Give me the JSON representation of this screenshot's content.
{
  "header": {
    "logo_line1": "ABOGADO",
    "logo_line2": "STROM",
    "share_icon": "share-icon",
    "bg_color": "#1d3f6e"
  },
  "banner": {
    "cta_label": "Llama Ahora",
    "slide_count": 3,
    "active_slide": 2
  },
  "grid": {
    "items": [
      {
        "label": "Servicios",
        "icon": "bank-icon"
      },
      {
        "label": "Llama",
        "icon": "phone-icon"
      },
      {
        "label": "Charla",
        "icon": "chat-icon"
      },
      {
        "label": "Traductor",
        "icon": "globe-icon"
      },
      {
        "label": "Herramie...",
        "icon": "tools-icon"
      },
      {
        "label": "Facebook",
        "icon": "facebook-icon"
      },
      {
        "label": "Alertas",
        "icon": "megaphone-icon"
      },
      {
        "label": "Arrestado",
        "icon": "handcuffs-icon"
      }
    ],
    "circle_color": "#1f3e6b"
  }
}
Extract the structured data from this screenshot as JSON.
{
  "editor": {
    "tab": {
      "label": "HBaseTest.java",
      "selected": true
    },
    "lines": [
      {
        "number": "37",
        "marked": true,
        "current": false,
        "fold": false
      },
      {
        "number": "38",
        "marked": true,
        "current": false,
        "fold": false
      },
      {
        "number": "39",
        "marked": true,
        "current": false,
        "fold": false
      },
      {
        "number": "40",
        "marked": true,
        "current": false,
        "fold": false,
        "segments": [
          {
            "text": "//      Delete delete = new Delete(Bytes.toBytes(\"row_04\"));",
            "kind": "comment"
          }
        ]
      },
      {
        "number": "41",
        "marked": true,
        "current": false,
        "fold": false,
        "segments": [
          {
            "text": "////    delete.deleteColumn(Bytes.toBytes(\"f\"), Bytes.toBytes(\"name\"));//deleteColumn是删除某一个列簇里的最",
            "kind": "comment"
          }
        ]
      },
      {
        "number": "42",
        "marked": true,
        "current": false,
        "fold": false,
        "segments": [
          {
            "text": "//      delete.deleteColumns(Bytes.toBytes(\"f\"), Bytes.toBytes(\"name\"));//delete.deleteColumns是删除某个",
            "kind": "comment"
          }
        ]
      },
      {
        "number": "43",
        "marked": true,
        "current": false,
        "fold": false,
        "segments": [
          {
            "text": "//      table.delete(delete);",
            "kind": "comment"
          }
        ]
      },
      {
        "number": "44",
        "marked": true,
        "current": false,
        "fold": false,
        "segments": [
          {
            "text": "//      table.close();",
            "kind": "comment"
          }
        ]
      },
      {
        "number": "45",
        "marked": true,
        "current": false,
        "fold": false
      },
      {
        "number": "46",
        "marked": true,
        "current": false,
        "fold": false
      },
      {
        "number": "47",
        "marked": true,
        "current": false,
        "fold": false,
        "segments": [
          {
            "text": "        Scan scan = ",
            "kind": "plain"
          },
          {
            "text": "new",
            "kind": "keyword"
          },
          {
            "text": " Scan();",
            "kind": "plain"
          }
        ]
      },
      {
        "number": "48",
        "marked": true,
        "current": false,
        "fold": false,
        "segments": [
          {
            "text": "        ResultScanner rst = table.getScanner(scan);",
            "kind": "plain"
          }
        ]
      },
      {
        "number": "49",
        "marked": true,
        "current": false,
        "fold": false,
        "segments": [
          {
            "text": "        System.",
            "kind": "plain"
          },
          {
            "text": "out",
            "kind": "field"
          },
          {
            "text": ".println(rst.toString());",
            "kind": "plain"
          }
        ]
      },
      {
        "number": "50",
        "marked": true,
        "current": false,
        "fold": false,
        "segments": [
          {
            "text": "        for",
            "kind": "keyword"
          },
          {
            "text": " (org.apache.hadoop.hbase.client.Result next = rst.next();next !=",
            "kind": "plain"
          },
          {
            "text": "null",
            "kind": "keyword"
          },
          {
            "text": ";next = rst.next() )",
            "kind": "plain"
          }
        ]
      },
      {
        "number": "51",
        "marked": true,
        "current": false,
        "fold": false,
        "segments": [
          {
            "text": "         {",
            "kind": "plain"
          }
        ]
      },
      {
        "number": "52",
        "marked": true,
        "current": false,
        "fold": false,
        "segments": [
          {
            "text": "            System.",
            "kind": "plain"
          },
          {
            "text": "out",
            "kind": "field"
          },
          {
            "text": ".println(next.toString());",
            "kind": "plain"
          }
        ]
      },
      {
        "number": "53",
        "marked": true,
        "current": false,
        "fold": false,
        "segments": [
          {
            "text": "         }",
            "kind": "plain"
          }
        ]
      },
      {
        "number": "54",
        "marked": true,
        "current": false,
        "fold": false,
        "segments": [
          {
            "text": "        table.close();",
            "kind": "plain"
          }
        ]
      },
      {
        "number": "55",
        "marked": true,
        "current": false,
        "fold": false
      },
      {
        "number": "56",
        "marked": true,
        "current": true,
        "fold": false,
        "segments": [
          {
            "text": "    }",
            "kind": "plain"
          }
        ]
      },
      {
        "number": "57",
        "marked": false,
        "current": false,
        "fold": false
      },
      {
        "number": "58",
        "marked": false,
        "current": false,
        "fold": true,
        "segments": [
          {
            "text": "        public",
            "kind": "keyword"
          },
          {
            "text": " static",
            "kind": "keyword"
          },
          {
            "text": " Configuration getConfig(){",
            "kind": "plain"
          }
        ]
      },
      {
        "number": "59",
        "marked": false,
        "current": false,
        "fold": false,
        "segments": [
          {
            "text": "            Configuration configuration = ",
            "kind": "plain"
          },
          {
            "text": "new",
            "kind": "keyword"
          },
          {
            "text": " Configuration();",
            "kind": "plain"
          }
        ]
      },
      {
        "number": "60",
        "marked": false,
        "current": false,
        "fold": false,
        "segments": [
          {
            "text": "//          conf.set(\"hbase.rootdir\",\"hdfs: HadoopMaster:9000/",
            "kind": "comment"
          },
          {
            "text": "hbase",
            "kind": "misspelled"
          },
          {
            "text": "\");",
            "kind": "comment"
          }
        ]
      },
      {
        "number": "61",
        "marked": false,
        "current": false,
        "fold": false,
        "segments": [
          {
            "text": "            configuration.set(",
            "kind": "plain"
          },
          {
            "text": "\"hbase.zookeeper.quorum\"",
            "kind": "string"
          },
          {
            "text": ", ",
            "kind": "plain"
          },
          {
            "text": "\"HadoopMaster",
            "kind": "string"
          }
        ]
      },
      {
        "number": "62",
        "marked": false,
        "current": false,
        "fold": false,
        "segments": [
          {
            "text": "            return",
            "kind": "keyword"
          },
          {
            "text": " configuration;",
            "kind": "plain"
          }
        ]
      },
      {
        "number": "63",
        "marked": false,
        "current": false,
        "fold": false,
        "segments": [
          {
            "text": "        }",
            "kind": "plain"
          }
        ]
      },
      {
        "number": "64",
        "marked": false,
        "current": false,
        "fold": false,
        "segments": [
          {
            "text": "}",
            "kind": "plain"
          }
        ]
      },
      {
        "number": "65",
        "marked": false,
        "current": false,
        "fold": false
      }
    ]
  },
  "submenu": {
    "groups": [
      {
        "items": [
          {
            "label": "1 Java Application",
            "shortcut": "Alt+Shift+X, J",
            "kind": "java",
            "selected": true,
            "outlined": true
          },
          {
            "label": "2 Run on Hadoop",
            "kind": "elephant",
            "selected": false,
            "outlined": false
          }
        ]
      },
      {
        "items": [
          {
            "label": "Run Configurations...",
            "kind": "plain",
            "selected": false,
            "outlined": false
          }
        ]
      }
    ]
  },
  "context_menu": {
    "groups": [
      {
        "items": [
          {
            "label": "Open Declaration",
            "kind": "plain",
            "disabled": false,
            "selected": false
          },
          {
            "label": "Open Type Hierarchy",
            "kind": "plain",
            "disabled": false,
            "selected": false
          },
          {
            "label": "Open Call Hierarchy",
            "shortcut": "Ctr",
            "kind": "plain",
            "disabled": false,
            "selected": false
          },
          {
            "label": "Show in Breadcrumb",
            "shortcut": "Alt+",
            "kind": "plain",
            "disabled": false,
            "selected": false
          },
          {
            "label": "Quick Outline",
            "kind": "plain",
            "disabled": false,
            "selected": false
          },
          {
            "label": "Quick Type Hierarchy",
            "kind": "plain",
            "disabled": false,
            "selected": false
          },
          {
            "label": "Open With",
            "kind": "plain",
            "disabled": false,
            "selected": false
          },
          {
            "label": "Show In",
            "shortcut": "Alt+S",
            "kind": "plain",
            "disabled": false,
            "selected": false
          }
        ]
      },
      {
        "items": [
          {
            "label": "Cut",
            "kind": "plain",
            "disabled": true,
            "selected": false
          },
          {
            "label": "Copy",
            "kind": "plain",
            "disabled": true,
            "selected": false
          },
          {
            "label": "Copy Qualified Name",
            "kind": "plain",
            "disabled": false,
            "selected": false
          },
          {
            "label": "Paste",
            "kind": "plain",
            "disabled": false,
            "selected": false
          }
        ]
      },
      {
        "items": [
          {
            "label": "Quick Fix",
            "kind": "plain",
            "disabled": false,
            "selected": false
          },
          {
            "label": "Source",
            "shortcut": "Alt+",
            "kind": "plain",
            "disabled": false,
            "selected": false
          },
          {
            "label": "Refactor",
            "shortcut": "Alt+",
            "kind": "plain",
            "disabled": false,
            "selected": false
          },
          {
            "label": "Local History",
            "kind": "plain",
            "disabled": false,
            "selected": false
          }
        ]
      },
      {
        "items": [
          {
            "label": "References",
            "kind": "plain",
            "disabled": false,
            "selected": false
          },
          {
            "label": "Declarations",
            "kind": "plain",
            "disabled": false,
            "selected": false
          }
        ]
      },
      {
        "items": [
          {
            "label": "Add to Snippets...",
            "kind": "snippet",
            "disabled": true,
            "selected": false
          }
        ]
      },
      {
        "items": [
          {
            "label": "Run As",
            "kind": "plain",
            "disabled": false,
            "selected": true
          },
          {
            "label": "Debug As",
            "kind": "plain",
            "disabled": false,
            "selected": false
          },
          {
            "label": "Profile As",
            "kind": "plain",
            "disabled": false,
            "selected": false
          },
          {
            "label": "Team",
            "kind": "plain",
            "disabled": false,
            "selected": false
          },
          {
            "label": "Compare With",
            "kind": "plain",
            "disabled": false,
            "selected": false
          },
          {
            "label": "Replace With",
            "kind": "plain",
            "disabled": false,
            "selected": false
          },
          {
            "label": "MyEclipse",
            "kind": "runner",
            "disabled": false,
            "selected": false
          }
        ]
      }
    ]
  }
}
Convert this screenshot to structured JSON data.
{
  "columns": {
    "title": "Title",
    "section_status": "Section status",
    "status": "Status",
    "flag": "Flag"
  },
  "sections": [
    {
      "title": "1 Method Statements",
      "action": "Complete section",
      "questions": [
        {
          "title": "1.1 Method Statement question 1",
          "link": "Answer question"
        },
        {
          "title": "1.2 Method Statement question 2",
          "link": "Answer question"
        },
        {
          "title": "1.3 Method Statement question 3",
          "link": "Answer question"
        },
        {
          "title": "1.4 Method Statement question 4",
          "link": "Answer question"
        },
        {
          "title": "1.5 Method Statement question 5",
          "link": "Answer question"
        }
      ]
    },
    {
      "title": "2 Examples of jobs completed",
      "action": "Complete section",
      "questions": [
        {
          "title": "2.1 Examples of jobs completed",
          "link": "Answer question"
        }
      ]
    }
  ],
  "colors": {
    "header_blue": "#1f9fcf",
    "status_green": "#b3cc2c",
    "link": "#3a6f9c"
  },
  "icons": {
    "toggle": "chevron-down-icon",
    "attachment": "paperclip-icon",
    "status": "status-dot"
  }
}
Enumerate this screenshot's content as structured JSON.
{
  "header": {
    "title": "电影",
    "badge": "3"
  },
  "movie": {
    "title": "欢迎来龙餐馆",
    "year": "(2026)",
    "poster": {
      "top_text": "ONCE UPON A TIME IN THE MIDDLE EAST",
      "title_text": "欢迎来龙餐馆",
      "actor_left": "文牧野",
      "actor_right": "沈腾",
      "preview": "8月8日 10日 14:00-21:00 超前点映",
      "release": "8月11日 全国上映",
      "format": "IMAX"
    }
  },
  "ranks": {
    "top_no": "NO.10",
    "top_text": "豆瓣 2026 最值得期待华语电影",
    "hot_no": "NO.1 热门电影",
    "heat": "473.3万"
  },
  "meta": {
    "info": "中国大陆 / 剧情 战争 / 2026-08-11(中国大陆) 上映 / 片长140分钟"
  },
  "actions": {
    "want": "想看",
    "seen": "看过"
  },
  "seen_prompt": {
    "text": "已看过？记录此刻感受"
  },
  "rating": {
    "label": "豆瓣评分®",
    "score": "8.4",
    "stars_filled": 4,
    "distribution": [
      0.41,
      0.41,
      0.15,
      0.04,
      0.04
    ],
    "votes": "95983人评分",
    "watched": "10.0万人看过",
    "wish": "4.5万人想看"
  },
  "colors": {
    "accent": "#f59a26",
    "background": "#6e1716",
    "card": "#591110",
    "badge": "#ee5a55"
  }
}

The task: Which lines in the records above contain the string "next"? Copy each one.

Response:
            "text": " (org.apache.hadoop.hbase.client.Result next = rst.next();next !=",
            "text": ";next = rst.next() )",
            "text": ".println(next.toString());",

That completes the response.